Pick out the lines containing "your".
— Start of Stored rows —
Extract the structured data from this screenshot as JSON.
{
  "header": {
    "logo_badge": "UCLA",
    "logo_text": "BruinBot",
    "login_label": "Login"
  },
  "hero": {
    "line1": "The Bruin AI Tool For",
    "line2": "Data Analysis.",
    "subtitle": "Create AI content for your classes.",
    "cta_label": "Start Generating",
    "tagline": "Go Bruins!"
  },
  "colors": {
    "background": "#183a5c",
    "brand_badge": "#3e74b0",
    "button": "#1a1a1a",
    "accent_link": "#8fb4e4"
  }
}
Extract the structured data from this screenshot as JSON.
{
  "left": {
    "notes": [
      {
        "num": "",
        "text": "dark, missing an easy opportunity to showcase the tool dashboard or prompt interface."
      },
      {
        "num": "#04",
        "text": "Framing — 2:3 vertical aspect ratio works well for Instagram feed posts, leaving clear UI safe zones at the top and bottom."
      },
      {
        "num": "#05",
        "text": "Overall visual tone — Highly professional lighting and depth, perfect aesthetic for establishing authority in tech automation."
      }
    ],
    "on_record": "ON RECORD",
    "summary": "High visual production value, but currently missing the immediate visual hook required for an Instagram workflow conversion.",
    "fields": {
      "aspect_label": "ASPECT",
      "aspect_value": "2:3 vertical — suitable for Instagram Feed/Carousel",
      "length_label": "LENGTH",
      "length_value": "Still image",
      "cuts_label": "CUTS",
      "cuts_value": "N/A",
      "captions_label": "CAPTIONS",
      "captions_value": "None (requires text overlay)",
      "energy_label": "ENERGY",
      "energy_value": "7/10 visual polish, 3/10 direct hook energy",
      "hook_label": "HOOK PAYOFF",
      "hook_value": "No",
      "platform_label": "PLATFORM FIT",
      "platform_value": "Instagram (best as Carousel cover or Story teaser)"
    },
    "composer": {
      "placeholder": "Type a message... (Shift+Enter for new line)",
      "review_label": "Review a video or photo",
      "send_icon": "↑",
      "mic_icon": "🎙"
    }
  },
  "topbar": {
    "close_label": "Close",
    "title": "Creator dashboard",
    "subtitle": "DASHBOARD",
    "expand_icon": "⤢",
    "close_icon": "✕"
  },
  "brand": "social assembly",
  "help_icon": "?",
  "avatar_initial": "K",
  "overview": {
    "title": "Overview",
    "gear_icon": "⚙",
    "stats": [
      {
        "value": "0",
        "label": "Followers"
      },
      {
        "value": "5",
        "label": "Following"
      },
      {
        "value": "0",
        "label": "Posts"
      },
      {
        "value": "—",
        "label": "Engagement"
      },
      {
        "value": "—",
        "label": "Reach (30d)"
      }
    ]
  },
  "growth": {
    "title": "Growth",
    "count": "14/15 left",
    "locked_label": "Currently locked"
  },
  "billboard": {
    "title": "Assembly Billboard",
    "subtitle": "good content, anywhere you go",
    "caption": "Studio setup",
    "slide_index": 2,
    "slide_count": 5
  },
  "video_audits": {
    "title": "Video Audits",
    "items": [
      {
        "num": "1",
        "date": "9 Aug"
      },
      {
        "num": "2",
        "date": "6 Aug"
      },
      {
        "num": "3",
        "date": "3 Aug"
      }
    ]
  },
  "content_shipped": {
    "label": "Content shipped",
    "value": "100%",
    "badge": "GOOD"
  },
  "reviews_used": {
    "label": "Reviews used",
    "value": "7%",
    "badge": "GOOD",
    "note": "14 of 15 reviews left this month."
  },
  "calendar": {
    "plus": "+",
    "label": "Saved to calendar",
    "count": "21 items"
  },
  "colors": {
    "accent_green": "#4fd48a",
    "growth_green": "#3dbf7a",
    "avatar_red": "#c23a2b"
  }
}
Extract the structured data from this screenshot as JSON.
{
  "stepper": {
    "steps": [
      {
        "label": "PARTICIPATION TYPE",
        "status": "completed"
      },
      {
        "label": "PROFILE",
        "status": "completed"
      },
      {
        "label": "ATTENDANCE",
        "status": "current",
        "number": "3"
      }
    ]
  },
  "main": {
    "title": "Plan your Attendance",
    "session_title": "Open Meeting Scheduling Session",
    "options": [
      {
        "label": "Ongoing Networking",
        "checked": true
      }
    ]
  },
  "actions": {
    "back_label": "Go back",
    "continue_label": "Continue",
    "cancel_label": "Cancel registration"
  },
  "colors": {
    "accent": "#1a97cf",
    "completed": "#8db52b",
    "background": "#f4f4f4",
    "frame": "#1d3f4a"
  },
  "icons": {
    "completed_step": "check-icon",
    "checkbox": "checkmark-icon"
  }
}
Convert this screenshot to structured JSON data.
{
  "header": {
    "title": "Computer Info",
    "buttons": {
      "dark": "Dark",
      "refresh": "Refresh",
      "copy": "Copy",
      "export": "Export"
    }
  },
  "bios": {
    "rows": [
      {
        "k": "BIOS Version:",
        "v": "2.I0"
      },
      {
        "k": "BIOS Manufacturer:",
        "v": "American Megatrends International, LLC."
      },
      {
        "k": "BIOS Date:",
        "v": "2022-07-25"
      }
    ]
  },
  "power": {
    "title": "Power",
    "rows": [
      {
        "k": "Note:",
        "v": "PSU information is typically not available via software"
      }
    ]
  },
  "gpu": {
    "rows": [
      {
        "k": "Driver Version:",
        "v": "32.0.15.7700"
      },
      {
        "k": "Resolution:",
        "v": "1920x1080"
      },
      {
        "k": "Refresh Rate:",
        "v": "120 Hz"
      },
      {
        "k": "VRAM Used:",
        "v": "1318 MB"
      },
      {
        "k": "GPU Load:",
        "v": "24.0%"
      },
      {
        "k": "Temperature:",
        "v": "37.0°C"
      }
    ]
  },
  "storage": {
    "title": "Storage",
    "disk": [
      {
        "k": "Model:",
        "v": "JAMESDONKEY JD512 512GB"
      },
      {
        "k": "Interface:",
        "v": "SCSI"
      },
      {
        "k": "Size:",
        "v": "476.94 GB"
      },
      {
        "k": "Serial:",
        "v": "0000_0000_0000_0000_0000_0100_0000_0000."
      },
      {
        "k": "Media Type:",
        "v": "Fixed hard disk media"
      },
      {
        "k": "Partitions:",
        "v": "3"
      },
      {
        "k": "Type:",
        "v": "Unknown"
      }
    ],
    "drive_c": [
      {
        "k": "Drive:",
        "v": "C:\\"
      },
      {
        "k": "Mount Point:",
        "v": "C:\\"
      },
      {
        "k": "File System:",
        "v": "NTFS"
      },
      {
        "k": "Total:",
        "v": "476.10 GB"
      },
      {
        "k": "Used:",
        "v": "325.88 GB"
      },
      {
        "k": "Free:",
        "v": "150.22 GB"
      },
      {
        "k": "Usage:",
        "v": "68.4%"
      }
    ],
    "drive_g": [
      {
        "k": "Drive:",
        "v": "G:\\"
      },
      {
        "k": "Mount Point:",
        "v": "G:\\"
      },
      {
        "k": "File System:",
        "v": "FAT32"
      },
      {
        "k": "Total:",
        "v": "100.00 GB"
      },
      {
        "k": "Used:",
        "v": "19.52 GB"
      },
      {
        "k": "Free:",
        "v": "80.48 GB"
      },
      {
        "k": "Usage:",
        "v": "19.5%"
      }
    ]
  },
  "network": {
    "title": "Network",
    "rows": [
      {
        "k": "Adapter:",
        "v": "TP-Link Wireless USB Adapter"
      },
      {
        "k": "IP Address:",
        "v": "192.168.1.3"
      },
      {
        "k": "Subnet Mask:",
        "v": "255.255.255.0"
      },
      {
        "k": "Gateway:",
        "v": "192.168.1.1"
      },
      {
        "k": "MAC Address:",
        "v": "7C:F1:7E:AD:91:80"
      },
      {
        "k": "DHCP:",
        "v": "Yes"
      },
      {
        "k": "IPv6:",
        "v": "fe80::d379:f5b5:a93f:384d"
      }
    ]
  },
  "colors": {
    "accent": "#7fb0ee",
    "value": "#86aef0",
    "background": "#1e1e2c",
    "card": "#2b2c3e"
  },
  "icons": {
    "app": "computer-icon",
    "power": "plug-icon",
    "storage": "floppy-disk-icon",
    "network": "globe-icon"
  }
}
— End of Stored rows —
Solution to this problem:
    "subtitle": "Create AI content for your classes.",
    "title": "Plan your Attendance",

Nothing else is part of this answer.